**Task goal:** Only the number is wanted: how many lines in the data contain "Bottles"?

━━━━━━━━━━━━━━━━━━━━━━━━━━━━━━

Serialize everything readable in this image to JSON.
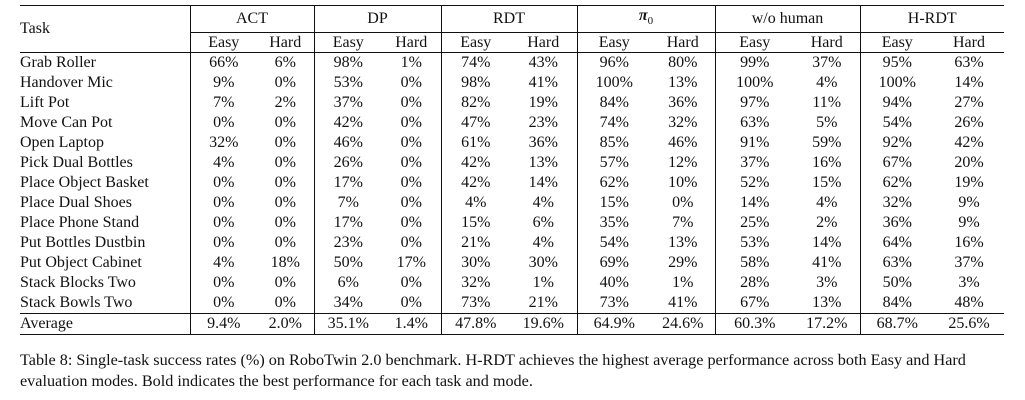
{
  "table": {
    "task_header": "Task",
    "groups": [
      {
        "label": "ACT"
      },
      {
        "label": "DP"
      },
      {
        "label": "RDT"
      },
      {
        "label": "π",
        "sub": "0"
      },
      {
        "label": "w/o human"
      },
      {
        "label": "H-RDT"
      }
    ],
    "mode_labels": [
      "Easy",
      "Hard"
    ],
    "rows": [
      {
        "task": "Grab Roller",
        "cells": [
          [
            "66%",
            0
          ],
          [
            "6%",
            0
          ],
          [
            "98%",
            0
          ],
          [
            "1%",
            0
          ],
          [
            "74%",
            0
          ],
          [
            "43%",
            0
          ],
          [
            "96%",
            0
          ],
          [
            "80%",
            1
          ],
          [
            "99%",
            1
          ],
          [
            "37%",
            0
          ],
          [
            "95%",
            0
          ],
          [
            "63%",
            0
          ]
        ]
      },
      {
        "task": "Handover Mic",
        "cells": [
          [
            "9%",
            0
          ],
          [
            "0%",
            0
          ],
          [
            "53%",
            0
          ],
          [
            "0%",
            0
          ],
          [
            "98%",
            0
          ],
          [
            "41%",
            0
          ],
          [
            "100%",
            1
          ],
          [
            "13%",
            0
          ],
          [
            "100%",
            1
          ],
          [
            "4%",
            0
          ],
          [
            "100%",
            1
          ],
          [
            "14%",
            1
          ]
        ]
      },
      {
        "task": "Lift Pot",
        "cells": [
          [
            "7%",
            0
          ],
          [
            "2%",
            0
          ],
          [
            "37%",
            0
          ],
          [
            "0%",
            0
          ],
          [
            "82%",
            0
          ],
          [
            "19%",
            0
          ],
          [
            "84%",
            0
          ],
          [
            "36%",
            1
          ],
          [
            "97%",
            1
          ],
          [
            "11%",
            0
          ],
          [
            "94%",
            0
          ],
          [
            "27%",
            0
          ]
        ]
      },
      {
        "task": "Move Can Pot",
        "cells": [
          [
            "0%",
            0
          ],
          [
            "0%",
            0
          ],
          [
            "42%",
            0
          ],
          [
            "0%",
            0
          ],
          [
            "47%",
            0
          ],
          [
            "23%",
            0
          ],
          [
            "74%",
            1
          ],
          [
            "32%",
            1
          ],
          [
            "63%",
            0
          ],
          [
            "5%",
            0
          ],
          [
            "54%",
            0
          ],
          [
            "26%",
            0
          ]
        ]
      },
      {
        "task": "Open Laptop",
        "cells": [
          [
            "32%",
            0
          ],
          [
            "0%",
            0
          ],
          [
            "46%",
            0
          ],
          [
            "0%",
            0
          ],
          [
            "61%",
            0
          ],
          [
            "36%",
            0
          ],
          [
            "85%",
            0
          ],
          [
            "46%",
            0
          ],
          [
            "91%",
            0
          ],
          [
            "59%",
            1
          ],
          [
            "92%",
            1
          ],
          [
            "42%",
            0
          ]
        ]
      },
      {
        "task": "Pick Dual Bottles",
        "cells": [
          [
            "4%",
            0
          ],
          [
            "0%",
            0
          ],
          [
            "26%",
            0
          ],
          [
            "0%",
            0
          ],
          [
            "42%",
            0
          ],
          [
            "13%",
            0
          ],
          [
            "57%",
            0
          ],
          [
            "12%",
            0
          ],
          [
            "37%",
            0
          ],
          [
            "16%",
            0
          ],
          [
            "67%",
            1
          ],
          [
            "20%",
            1
          ]
        ]
      },
      {
        "task": "Place Object Basket",
        "cells": [
          [
            "0%",
            0
          ],
          [
            "0%",
            0
          ],
          [
            "17%",
            0
          ],
          [
            "0%",
            0
          ],
          [
            "42%",
            0
          ],
          [
            "14%",
            0
          ],
          [
            "62%",
            1
          ],
          [
            "10%",
            0
          ],
          [
            "52%",
            0
          ],
          [
            "15%",
            0
          ],
          [
            "62%",
            1
          ],
          [
            "19%",
            1
          ]
        ]
      },
      {
        "task": "Place Dual Shoes",
        "cells": [
          [
            "0%",
            0
          ],
          [
            "0%",
            0
          ],
          [
            "7%",
            0
          ],
          [
            "0%",
            0
          ],
          [
            "4%",
            0
          ],
          [
            "4%",
            0
          ],
          [
            "15%",
            0
          ],
          [
            "0%",
            0
          ],
          [
            "14%",
            0
          ],
          [
            "4%",
            0
          ],
          [
            "32%",
            1
          ],
          [
            "9%",
            1
          ]
        ]
      },
      {
        "task": "Place Phone Stand",
        "cells": [
          [
            "0%",
            0
          ],
          [
            "0%",
            0
          ],
          [
            "17%",
            0
          ],
          [
            "0%",
            0
          ],
          [
            "15%",
            0
          ],
          [
            "6%",
            0
          ],
          [
            "35%",
            0
          ],
          [
            "7%",
            0
          ],
          [
            "25%",
            0
          ],
          [
            "2%",
            0
          ],
          [
            "36%",
            1
          ],
          [
            "9%",
            1
          ]
        ]
      },
      {
        "task": "Put Bottles Dustbin",
        "cells": [
          [
            "0%",
            0
          ],
          [
            "0%",
            0
          ],
          [
            "23%",
            0
          ],
          [
            "0%",
            0
          ],
          [
            "21%",
            0
          ],
          [
            "4%",
            0
          ],
          [
            "54%",
            0
          ],
          [
            "13%",
            0
          ],
          [
            "53%",
            0
          ],
          [
            "14%",
            0
          ],
          [
            "64%",
            1
          ],
          [
            "16%",
            1
          ]
        ]
      },
      {
        "task": "Put Object Cabinet",
        "cells": [
          [
            "4%",
            0
          ],
          [
            "18%",
            0
          ],
          [
            "50%",
            0
          ],
          [
            "17%",
            0
          ],
          [
            "30%",
            0
          ],
          [
            "30%",
            0
          ],
          [
            "69%",
            1
          ],
          [
            "29%",
            0
          ],
          [
            "58%",
            0
          ],
          [
            "41%",
            1
          ],
          [
            "63%",
            0
          ],
          [
            "37%",
            0
          ]
        ]
      },
      {
        "task": "Stack Blocks Two",
        "cells": [
          [
            "0%",
            0
          ],
          [
            "0%",
            0
          ],
          [
            "6%",
            0
          ],
          [
            "0%",
            0
          ],
          [
            "32%",
            0
          ],
          [
            "1%",
            0
          ],
          [
            "40%",
            0
          ],
          [
            "1%",
            0
          ],
          [
            "28%",
            0
          ],
          [
            "3%",
            1
          ],
          [
            "50%",
            1
          ],
          [
            "3%",
            1
          ]
        ]
      },
      {
        "task": "Stack Bowls Two",
        "cells": [
          [
            "0%",
            0
          ],
          [
            "0%",
            0
          ],
          [
            "34%",
            0
          ],
          [
            "0%",
            0
          ],
          [
            "73%",
            0
          ],
          [
            "21%",
            0
          ],
          [
            "73%",
            0
          ],
          [
            "41%",
            0
          ],
          [
            "67%",
            0
          ],
          [
            "13%",
            0
          ],
          [
            "84%",
            1
          ],
          [
            "48%",
            1
          ]
        ]
      }
    ],
    "average": {
      "task": "Average",
      "cells": [
        [
          "9.4%",
          0
        ],
        [
          "2.0%",
          0
        ],
        [
          "35.1%",
          0
        ],
        [
          "1.4%",
          0
        ],
        [
          "47.8%",
          0
        ],
        [
          "19.6%",
          0
        ],
        [
          "64.9%",
          0
        ],
        [
          "24.6%",
          0
        ],
        [
          "60.3%",
          0
        ],
        [
          "17.2%",
          0
        ],
        [
          "68.7%",
          1
        ],
        [
          "25.6%",
          1
        ]
      ]
    }
  },
  "caption": "Table 8: Single-task success rates (%) on RoboTwin 2.0 benchmark. H-RDT achieves the highest average performance across both Easy and Hard evaluation modes. Bold indicates the best performance for each task and mode."
}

━━━━━━━━━━━━━━━━━━━━━━━━━━━━━━

**Answer to the exercise:** 2